Required task –
Answer these questions about the patch email below.
(a) What was deleted during the test, and on what system?
(b) Which function is now called while the lock is held?
(c) Which source file does the patch edit?

# start of Excerpt to read

LKML Archive on lore.kernel.org
help / color / mirror / Atom feed
* [PATCH] improved locking performance in rt_run_flush()
@ 2007-05-12 16:36 Dave Johnson
  2007-05-14 10:04 ` David Miller
  0 siblings, 1 reply; 4+ messages in thread
From: Dave Johnson @ 2007-05-12 16:36 UTC (permalink / raw)
  To: linux-kernel, netdev


While testing adding/deleting large numbers of interfaces, I found
rt_run_flush() was the #1 cpu user in a kernel profile by far.

The below patch changes rt_run_flush() to only take each spinlock
protecting the rt_hash_table once instead of taking a spinlock for
every hash table bucket (and ending up taking the same small set 
of locks over and over).

Deleting 256 interfaces on a 4-way SMP system with 16K buckets reduced
overall cpu-time more than 50% and reduced wall-time about 33%.  I
suspect systems with large amounts of memory (and more buckets) will
see an even greater benefit.

Note there is a small change in that rt_free() is called while the
lock is held where before it was called without the lock held.  I
don't think this should be an issue.

Signed-off-by: Dave Johnson <djohnson+linux-kernel@sw.starentnetworks.com>

===== net/ipv4/route.c 1.162 vs edited =====
--- 1.162/net/ipv4/route.c	2007-02-14 11:09:54 -05:00
+++ edited/net/ipv4/route.c	2007-05-04 17:53:33 -04:00
@@ -237,9 +237,17 @@
 		for (i = 0; i < RT_HASH_LOCK_SZ; i++) \
 			spin_lock_init(&rt_hash_locks[i]); \
 		}
+# define rt_hash_lock_for_each(lockaddr) \
+	for (lockaddr = rt_hash_lock_addr(RT_HASH_LOCK_SZ-1); lockaddr >= rt_hash_locks; lockaddr--)

# end of Excerpt to read
# start of Entries supplied

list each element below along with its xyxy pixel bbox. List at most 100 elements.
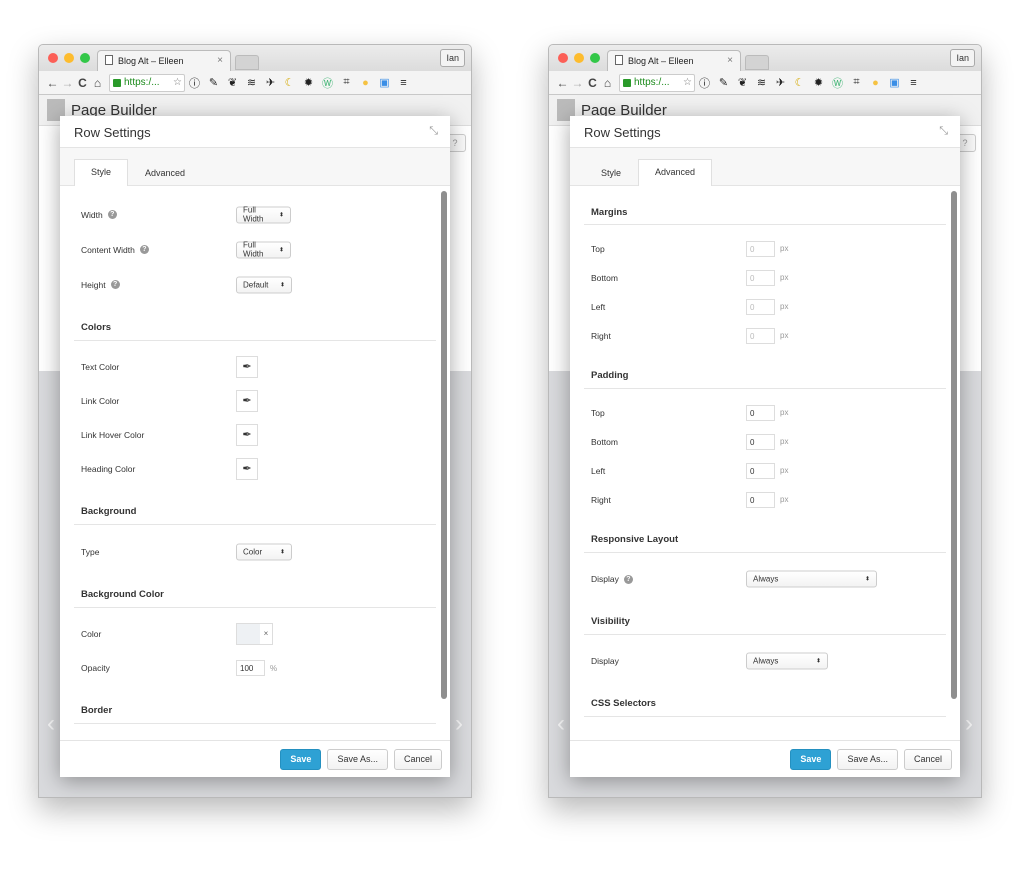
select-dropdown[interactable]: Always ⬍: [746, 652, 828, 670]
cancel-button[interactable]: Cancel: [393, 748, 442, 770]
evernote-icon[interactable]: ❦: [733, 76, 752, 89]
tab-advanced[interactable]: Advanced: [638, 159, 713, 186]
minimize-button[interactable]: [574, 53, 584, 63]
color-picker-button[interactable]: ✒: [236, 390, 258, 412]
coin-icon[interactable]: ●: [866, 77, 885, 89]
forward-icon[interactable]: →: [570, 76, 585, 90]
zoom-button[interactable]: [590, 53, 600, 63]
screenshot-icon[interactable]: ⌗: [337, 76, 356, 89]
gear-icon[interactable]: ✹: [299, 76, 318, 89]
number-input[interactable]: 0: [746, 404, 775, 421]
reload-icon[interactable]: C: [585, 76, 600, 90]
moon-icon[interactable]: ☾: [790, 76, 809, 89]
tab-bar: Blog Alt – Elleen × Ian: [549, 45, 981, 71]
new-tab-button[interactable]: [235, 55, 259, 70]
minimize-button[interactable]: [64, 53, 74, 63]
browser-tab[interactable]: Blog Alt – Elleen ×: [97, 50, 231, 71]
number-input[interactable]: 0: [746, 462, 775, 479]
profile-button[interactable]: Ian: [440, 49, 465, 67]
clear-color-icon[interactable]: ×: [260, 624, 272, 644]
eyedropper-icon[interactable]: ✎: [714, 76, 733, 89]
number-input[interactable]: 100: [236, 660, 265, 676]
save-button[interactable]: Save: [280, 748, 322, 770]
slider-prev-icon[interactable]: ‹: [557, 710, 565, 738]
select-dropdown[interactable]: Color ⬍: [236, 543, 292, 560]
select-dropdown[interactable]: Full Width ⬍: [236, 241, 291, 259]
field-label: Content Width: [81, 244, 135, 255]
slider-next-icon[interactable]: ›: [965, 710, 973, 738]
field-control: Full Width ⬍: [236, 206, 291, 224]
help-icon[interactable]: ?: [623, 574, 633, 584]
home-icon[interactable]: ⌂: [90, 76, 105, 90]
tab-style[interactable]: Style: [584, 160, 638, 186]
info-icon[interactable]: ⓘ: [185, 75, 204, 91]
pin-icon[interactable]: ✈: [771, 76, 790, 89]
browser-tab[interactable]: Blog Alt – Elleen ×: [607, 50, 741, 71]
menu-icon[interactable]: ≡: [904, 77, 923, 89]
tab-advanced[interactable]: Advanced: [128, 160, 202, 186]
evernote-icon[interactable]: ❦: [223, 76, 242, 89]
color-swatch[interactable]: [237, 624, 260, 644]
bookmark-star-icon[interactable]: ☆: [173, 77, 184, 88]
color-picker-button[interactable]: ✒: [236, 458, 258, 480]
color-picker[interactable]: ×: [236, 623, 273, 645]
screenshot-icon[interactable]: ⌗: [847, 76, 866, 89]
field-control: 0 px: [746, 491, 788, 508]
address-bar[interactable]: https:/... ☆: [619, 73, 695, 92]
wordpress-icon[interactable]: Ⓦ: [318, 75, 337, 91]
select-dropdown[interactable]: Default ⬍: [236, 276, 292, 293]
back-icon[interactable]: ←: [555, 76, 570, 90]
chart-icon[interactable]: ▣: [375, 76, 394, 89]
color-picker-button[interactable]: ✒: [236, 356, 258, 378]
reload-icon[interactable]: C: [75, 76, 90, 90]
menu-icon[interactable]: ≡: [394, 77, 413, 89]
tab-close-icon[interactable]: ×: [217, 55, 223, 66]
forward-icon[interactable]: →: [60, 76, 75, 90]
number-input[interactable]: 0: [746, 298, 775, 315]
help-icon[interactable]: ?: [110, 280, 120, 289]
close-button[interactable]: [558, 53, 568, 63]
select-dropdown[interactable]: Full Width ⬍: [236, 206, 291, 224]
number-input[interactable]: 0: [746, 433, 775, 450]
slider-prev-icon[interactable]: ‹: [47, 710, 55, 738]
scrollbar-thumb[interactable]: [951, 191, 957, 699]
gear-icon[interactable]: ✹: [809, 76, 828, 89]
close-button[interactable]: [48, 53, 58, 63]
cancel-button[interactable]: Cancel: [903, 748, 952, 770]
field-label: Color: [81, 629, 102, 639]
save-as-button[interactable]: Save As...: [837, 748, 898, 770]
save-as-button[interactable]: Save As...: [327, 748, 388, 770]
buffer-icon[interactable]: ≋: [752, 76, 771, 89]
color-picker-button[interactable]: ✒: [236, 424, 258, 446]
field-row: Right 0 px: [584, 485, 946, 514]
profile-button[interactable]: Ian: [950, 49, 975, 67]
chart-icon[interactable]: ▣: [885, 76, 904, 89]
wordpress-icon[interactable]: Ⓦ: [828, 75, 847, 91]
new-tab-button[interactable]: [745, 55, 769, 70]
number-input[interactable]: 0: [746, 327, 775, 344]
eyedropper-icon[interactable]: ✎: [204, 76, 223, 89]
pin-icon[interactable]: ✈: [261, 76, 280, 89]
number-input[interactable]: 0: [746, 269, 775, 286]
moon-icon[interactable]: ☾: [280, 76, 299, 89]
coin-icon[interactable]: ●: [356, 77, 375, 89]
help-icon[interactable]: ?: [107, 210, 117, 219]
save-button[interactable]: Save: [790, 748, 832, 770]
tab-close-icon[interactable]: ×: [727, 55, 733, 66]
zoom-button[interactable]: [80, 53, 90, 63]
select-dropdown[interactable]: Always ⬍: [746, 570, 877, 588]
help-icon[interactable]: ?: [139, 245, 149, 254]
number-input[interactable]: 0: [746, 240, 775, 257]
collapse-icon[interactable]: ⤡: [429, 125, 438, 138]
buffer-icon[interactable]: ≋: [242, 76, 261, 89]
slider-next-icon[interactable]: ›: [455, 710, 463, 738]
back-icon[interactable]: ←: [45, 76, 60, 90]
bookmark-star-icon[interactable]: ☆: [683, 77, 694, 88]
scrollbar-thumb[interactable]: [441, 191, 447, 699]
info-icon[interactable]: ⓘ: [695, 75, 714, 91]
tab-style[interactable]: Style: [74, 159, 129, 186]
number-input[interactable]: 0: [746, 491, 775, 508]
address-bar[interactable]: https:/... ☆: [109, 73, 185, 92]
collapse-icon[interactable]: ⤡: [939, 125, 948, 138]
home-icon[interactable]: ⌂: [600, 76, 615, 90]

# end of Entries supplied
# start of Entries supplied

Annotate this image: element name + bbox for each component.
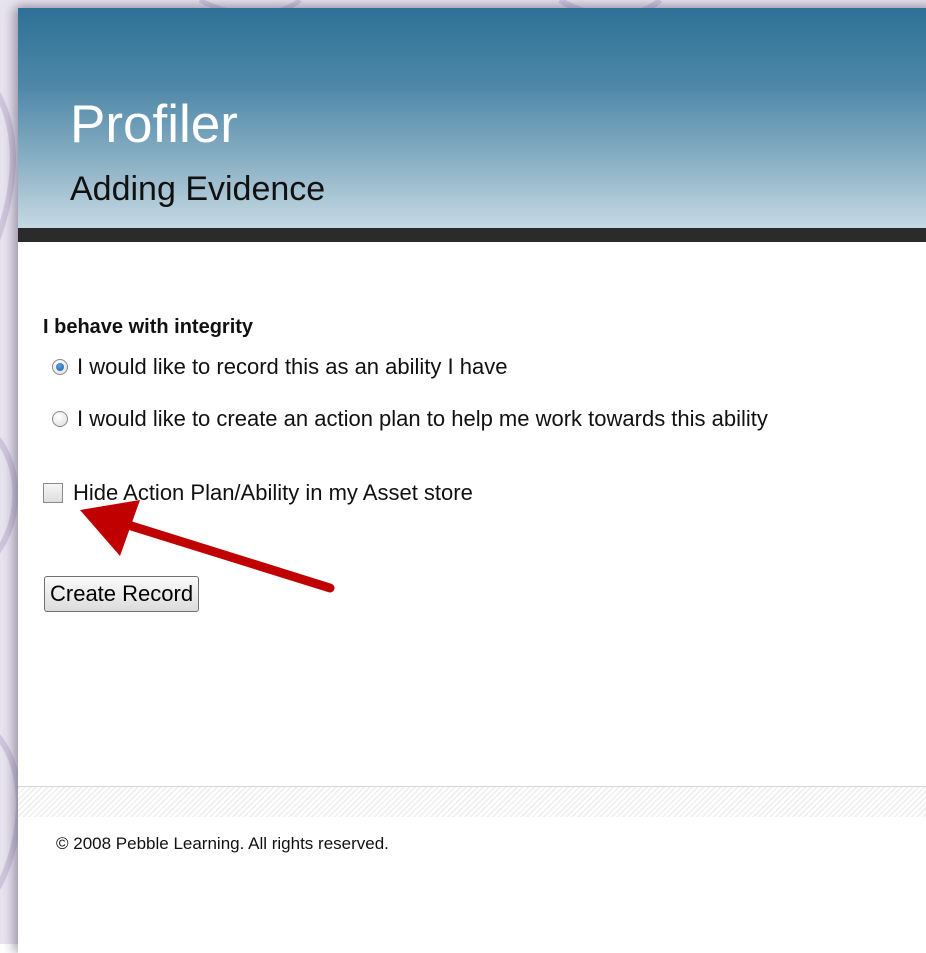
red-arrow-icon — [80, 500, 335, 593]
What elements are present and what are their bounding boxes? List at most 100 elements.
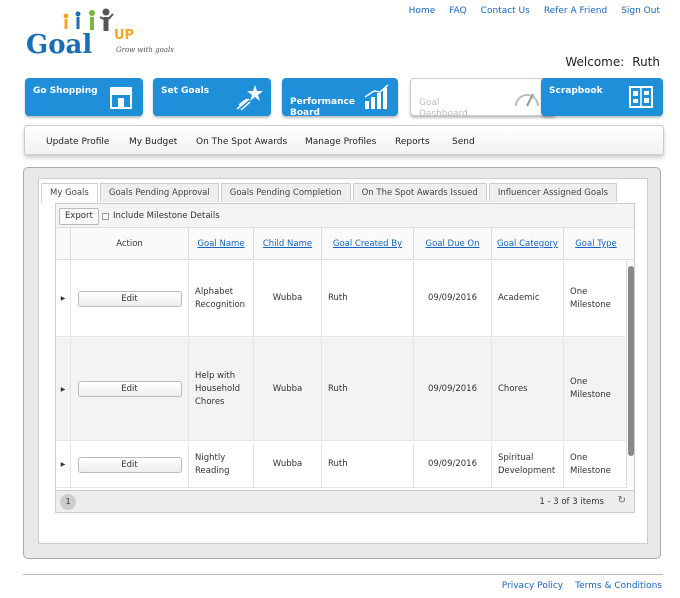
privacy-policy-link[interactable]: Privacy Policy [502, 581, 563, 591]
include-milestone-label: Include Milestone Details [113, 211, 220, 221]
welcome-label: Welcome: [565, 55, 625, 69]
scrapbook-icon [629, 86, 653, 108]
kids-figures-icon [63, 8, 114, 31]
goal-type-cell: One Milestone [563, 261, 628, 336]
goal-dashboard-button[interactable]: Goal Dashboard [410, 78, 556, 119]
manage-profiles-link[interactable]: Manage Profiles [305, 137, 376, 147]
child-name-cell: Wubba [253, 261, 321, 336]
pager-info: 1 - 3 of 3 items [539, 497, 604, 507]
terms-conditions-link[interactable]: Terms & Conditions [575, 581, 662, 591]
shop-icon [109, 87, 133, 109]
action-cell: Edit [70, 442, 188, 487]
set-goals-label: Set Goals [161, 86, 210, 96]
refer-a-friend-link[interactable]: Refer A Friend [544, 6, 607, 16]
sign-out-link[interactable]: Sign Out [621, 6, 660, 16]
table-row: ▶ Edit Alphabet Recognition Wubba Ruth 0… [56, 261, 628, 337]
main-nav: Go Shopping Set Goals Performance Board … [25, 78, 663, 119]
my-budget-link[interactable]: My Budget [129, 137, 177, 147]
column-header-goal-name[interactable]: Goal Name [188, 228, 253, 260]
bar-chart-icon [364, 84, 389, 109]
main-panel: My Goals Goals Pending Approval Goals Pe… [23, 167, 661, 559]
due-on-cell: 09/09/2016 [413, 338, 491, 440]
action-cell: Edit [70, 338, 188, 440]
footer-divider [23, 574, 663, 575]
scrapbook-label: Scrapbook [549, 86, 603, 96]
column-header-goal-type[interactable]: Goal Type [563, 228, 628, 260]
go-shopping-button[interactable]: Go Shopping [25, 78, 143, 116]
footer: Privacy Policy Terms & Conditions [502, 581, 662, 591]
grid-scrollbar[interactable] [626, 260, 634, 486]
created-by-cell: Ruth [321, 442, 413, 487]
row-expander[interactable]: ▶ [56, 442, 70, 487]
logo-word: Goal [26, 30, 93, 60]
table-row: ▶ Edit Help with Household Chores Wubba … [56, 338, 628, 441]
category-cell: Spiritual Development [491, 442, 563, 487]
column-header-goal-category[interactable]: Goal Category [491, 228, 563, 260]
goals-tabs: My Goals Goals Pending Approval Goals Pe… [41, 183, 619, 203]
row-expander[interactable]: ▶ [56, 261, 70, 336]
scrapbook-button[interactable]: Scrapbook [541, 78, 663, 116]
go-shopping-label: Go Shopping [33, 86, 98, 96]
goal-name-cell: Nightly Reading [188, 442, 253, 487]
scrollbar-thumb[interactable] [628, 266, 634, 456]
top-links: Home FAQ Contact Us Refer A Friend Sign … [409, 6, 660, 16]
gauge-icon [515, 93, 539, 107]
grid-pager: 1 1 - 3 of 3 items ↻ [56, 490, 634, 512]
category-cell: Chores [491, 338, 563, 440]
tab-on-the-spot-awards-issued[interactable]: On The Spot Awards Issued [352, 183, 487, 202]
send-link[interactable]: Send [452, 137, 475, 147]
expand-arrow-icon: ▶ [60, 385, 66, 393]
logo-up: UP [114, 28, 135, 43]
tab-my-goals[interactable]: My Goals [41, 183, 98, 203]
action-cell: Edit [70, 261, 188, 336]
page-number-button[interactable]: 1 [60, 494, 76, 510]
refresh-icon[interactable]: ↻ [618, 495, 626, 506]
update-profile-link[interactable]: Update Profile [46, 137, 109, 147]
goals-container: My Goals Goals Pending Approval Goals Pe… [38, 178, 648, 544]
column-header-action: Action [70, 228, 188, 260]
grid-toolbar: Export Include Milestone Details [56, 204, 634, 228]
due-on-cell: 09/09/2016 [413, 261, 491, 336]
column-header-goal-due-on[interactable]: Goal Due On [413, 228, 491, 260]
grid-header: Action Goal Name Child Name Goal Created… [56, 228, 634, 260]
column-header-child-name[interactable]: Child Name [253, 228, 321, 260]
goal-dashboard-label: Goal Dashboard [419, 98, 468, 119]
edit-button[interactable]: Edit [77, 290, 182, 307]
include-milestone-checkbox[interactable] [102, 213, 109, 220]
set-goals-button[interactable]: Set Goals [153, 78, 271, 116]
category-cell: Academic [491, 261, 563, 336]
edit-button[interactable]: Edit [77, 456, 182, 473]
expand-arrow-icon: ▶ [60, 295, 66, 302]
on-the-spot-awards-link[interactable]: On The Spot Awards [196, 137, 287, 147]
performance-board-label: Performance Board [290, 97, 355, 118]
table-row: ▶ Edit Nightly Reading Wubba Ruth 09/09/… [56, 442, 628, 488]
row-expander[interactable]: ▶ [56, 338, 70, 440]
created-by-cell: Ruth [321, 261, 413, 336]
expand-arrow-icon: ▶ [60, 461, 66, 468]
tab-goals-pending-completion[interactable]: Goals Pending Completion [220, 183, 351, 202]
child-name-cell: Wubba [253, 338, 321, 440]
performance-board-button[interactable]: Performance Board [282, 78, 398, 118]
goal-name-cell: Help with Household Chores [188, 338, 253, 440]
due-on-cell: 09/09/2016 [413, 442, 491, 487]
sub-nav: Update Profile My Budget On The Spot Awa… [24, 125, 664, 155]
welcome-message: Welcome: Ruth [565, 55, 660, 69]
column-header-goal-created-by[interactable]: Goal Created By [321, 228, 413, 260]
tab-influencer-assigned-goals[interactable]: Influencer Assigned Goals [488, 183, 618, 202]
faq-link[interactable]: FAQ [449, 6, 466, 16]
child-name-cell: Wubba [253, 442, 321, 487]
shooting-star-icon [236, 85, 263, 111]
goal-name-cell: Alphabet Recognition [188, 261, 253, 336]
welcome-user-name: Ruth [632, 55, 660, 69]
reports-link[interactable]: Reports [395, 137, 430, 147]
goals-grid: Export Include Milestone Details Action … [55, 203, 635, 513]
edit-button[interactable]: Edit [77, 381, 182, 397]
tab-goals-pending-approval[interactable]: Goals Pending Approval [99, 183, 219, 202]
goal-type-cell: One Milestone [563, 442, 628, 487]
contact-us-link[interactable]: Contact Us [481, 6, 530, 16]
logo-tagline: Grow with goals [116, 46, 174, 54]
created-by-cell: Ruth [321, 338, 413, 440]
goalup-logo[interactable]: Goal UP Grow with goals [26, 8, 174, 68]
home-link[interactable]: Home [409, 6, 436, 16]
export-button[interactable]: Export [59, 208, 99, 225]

# end of Entries supplied
# start of Entries supplied

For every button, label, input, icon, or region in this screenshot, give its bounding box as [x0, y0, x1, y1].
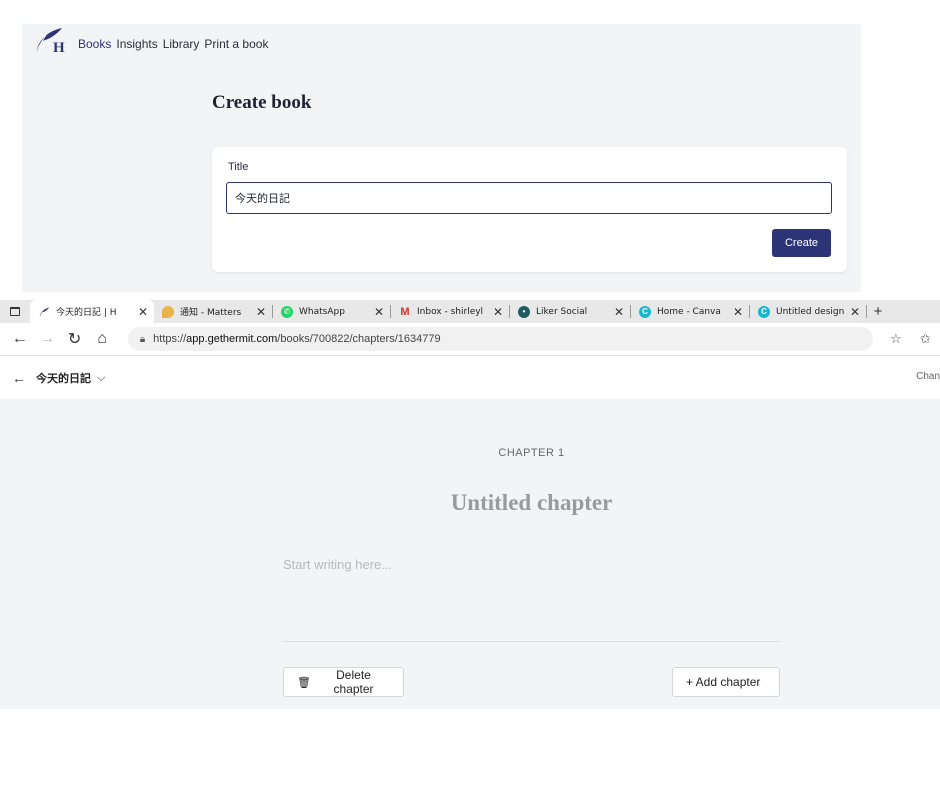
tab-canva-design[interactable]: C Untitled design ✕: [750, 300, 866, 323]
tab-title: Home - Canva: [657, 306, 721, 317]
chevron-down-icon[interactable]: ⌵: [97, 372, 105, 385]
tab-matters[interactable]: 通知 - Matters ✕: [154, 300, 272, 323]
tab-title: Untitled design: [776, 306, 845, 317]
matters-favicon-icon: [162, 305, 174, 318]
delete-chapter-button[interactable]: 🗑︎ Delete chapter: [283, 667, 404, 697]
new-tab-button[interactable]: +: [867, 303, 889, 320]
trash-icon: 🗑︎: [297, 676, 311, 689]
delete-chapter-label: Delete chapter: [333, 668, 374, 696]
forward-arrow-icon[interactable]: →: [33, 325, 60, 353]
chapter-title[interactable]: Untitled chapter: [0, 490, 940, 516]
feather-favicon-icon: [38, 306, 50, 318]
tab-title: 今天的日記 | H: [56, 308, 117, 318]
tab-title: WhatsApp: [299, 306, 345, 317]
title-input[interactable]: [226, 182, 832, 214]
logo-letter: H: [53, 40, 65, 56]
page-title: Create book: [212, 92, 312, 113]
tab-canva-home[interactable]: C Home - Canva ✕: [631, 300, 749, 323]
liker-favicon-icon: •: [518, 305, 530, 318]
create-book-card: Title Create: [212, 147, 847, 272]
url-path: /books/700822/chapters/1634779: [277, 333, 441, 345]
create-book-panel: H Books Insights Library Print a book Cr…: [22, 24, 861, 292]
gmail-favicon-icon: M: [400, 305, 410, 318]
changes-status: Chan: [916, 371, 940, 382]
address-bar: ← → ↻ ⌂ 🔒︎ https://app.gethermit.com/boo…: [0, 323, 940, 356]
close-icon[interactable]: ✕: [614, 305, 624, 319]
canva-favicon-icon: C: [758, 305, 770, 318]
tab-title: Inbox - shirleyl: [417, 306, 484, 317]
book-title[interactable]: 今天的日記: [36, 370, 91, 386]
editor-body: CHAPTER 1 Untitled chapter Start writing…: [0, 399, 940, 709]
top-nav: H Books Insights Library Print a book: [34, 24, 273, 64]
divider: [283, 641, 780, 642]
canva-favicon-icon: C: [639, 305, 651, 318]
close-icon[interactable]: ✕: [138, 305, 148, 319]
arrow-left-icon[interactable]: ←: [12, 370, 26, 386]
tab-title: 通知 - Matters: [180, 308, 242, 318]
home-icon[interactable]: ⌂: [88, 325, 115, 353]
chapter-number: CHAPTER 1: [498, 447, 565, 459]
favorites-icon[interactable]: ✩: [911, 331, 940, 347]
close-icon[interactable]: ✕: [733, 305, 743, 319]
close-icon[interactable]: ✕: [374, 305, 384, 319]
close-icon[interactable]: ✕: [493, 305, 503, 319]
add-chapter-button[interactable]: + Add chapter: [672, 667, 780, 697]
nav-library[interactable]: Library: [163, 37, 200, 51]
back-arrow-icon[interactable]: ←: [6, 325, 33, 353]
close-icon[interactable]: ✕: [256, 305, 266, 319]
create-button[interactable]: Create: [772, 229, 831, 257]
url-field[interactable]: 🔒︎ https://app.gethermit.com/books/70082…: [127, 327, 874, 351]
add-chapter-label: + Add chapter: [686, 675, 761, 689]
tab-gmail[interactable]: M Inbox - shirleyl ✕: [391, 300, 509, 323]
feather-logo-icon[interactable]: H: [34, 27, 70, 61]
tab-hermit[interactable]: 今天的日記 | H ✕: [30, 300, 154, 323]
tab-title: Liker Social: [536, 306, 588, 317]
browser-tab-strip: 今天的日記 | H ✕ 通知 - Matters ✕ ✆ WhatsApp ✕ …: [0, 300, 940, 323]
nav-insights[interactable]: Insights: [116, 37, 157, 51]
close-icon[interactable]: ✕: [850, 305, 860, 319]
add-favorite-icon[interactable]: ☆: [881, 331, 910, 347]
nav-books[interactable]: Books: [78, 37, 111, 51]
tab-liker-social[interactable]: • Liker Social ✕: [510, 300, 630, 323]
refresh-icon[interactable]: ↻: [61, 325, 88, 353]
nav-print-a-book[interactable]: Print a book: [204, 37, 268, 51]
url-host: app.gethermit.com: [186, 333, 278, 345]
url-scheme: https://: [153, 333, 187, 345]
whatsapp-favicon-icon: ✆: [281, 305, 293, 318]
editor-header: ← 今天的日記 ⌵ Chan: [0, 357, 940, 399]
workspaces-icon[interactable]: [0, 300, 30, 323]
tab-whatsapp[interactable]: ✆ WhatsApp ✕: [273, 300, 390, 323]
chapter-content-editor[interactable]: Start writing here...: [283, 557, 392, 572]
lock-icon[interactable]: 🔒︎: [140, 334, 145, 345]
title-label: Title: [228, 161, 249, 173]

# end of Entries supplied

Expected output –
(a) 256 interfaces were deleted on a 4-way SMP system with 16K buckets.
(b) rt_free() is now called while the lock is held.
(c) The patch edits net/ipv4/route.c.